Given exercise: Find the lines holding "perbuatan" and copy them.
──────── Listed entries
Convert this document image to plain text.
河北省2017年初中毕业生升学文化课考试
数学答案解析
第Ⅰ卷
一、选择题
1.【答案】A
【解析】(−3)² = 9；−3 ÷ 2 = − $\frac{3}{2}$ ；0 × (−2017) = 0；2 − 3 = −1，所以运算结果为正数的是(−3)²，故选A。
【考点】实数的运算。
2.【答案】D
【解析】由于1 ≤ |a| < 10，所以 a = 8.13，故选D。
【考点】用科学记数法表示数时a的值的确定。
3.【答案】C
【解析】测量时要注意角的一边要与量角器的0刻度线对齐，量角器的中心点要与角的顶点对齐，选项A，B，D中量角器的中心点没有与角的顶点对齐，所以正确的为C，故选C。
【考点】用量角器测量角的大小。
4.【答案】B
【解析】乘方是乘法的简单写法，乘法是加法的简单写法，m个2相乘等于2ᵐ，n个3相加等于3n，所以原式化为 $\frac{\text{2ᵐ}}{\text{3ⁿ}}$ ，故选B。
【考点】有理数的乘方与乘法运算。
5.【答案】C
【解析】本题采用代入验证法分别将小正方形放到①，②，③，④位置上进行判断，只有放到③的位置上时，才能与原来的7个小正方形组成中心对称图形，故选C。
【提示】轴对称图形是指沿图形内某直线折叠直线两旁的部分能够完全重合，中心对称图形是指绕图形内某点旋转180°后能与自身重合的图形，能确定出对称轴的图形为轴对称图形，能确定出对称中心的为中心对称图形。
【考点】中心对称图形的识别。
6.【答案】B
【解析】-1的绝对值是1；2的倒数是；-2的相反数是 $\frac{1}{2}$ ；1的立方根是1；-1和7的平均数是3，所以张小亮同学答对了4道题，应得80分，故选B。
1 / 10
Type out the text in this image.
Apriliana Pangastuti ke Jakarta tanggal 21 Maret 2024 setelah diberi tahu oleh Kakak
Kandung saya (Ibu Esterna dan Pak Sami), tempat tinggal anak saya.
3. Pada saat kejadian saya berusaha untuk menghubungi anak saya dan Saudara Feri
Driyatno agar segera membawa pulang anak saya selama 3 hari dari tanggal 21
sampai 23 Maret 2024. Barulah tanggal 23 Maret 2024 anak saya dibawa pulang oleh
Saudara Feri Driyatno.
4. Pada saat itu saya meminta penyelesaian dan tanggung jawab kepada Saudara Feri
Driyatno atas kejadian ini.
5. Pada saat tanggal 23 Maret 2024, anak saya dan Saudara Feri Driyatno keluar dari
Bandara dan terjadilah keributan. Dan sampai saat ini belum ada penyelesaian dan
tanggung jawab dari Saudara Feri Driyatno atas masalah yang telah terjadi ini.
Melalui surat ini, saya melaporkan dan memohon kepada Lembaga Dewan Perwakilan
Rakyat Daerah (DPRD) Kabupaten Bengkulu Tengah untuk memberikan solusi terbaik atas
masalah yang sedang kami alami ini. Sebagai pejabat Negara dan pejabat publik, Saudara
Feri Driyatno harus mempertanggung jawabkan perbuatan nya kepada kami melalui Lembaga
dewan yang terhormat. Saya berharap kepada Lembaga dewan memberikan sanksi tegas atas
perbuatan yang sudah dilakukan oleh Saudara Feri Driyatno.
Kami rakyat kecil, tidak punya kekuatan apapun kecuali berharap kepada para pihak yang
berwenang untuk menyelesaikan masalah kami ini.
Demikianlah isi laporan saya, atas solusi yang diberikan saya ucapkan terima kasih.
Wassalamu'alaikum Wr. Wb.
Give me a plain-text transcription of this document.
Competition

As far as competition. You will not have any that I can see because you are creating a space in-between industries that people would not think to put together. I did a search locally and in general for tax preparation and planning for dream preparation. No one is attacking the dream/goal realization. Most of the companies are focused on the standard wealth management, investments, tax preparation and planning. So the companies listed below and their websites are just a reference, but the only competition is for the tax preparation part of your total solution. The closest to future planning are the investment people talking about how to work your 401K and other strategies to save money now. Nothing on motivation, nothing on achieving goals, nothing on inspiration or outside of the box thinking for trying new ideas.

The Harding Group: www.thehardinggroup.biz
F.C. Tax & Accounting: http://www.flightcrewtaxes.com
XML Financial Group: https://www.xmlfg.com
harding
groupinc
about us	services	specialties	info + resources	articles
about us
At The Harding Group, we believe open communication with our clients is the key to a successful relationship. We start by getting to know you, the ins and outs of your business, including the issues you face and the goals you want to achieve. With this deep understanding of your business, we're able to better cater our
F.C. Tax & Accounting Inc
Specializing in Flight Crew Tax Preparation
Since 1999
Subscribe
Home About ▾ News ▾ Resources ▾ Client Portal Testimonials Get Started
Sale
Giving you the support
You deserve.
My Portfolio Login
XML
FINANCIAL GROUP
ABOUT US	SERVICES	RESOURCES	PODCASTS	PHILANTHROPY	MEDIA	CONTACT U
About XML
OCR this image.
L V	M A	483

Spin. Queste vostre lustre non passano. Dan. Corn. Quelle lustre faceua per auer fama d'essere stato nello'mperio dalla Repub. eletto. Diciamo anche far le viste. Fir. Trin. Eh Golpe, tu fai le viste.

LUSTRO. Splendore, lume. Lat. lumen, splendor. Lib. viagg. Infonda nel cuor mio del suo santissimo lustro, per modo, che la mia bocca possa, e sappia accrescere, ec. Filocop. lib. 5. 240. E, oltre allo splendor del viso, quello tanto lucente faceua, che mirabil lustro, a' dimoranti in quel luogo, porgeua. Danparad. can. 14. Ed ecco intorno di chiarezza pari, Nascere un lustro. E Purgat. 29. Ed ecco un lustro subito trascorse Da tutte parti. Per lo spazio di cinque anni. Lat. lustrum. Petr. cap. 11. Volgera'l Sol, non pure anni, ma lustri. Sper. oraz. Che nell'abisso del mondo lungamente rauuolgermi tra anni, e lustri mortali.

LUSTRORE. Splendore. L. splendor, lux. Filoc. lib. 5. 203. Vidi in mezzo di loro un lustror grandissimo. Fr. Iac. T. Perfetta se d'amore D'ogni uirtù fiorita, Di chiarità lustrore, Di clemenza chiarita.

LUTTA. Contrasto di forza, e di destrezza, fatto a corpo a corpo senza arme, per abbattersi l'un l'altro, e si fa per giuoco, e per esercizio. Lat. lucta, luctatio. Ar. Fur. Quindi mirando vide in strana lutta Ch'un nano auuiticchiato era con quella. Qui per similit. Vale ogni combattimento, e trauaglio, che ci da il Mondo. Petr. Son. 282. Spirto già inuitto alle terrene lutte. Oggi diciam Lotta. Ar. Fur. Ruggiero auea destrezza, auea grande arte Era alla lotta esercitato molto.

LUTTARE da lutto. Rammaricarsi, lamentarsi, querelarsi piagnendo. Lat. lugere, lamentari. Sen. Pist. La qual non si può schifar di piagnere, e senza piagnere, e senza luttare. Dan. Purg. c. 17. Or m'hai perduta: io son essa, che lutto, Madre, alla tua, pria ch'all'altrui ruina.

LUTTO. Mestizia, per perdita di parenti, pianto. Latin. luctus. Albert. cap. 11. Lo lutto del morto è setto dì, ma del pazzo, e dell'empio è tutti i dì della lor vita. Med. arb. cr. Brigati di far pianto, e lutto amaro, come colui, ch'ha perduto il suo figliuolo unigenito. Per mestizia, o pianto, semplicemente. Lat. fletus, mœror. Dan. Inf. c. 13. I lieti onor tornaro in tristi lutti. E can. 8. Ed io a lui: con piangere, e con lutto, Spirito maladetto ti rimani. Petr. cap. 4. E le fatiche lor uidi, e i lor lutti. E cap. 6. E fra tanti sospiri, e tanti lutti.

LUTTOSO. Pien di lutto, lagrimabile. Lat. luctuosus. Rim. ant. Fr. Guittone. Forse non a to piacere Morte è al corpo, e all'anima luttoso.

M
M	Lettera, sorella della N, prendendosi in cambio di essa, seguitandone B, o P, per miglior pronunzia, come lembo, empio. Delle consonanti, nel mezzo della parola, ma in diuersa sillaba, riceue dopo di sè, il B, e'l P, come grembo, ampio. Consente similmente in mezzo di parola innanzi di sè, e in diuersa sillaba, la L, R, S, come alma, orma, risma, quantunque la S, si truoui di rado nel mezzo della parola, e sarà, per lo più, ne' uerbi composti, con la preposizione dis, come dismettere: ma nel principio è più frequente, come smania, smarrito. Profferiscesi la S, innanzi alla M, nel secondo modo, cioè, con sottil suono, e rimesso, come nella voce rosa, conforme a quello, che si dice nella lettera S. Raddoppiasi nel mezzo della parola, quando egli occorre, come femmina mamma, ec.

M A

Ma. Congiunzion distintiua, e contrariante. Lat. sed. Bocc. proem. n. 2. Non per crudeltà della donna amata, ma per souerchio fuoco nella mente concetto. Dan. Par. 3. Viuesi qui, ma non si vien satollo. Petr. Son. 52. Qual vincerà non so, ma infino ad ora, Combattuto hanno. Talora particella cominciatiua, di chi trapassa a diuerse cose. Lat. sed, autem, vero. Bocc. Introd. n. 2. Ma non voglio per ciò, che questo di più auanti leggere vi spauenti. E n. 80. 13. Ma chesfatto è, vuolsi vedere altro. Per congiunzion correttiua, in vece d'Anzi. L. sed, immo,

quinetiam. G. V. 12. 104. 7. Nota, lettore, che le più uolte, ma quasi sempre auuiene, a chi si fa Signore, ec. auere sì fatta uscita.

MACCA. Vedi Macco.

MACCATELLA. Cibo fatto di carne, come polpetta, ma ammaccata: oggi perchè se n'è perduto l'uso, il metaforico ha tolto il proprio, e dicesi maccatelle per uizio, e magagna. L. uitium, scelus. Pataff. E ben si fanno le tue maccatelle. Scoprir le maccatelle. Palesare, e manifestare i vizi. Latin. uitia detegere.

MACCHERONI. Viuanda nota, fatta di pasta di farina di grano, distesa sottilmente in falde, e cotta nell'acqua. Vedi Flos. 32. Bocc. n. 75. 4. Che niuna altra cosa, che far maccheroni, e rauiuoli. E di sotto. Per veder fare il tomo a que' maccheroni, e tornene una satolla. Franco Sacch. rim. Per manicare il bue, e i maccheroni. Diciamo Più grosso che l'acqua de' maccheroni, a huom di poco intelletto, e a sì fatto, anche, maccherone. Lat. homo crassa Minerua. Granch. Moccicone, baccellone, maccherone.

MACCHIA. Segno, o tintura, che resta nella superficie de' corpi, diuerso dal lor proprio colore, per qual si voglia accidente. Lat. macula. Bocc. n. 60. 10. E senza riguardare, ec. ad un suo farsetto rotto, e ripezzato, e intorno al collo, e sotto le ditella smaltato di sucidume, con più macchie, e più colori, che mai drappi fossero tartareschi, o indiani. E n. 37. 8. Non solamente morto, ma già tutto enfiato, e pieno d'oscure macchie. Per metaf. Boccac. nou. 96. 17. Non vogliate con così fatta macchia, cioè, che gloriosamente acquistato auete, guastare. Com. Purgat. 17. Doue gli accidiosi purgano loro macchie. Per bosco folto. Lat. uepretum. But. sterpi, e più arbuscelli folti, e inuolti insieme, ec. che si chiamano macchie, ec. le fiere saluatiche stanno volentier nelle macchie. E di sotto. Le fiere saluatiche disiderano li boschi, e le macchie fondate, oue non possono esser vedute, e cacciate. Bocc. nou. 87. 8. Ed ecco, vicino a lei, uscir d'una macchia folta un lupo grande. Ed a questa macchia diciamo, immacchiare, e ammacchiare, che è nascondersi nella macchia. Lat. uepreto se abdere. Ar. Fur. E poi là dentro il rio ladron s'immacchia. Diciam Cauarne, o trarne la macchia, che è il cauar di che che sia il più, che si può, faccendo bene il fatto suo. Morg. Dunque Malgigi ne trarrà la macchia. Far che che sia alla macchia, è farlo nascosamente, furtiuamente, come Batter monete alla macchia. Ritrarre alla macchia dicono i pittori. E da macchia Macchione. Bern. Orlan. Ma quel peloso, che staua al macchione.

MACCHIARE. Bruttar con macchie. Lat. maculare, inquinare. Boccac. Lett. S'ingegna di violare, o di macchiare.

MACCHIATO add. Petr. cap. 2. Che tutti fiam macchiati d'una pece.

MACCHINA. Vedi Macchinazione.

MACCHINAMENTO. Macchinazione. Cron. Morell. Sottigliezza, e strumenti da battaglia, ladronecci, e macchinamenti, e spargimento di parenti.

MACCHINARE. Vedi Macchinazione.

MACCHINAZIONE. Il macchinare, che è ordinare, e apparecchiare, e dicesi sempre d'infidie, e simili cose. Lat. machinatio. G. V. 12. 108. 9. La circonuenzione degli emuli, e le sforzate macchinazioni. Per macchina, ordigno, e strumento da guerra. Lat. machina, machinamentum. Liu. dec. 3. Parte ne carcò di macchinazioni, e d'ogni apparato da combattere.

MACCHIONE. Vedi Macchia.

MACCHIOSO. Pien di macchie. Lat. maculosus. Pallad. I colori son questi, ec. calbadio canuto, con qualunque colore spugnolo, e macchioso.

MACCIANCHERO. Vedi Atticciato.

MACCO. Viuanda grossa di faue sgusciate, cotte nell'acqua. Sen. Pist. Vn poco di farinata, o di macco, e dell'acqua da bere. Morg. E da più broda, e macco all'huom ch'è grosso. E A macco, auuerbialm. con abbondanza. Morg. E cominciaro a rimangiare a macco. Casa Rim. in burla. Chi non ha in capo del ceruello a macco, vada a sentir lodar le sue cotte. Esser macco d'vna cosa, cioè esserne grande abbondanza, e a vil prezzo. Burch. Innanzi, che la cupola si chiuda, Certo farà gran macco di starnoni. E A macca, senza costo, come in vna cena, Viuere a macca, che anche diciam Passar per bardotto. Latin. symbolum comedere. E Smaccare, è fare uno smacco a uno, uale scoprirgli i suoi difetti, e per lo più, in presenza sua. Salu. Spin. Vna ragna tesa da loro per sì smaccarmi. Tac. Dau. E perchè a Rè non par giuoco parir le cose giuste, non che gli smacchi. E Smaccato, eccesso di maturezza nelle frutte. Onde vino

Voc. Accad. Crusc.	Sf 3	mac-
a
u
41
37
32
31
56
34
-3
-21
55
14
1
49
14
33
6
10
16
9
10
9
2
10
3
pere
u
────────────────
Written reply:
Feri Driyatno harus mempertanggung jawabkan perbuatan nya kepada kami melalui Lembaga
perbuatan yang sudah dilakukan oleh Saudara Feri Driyatno.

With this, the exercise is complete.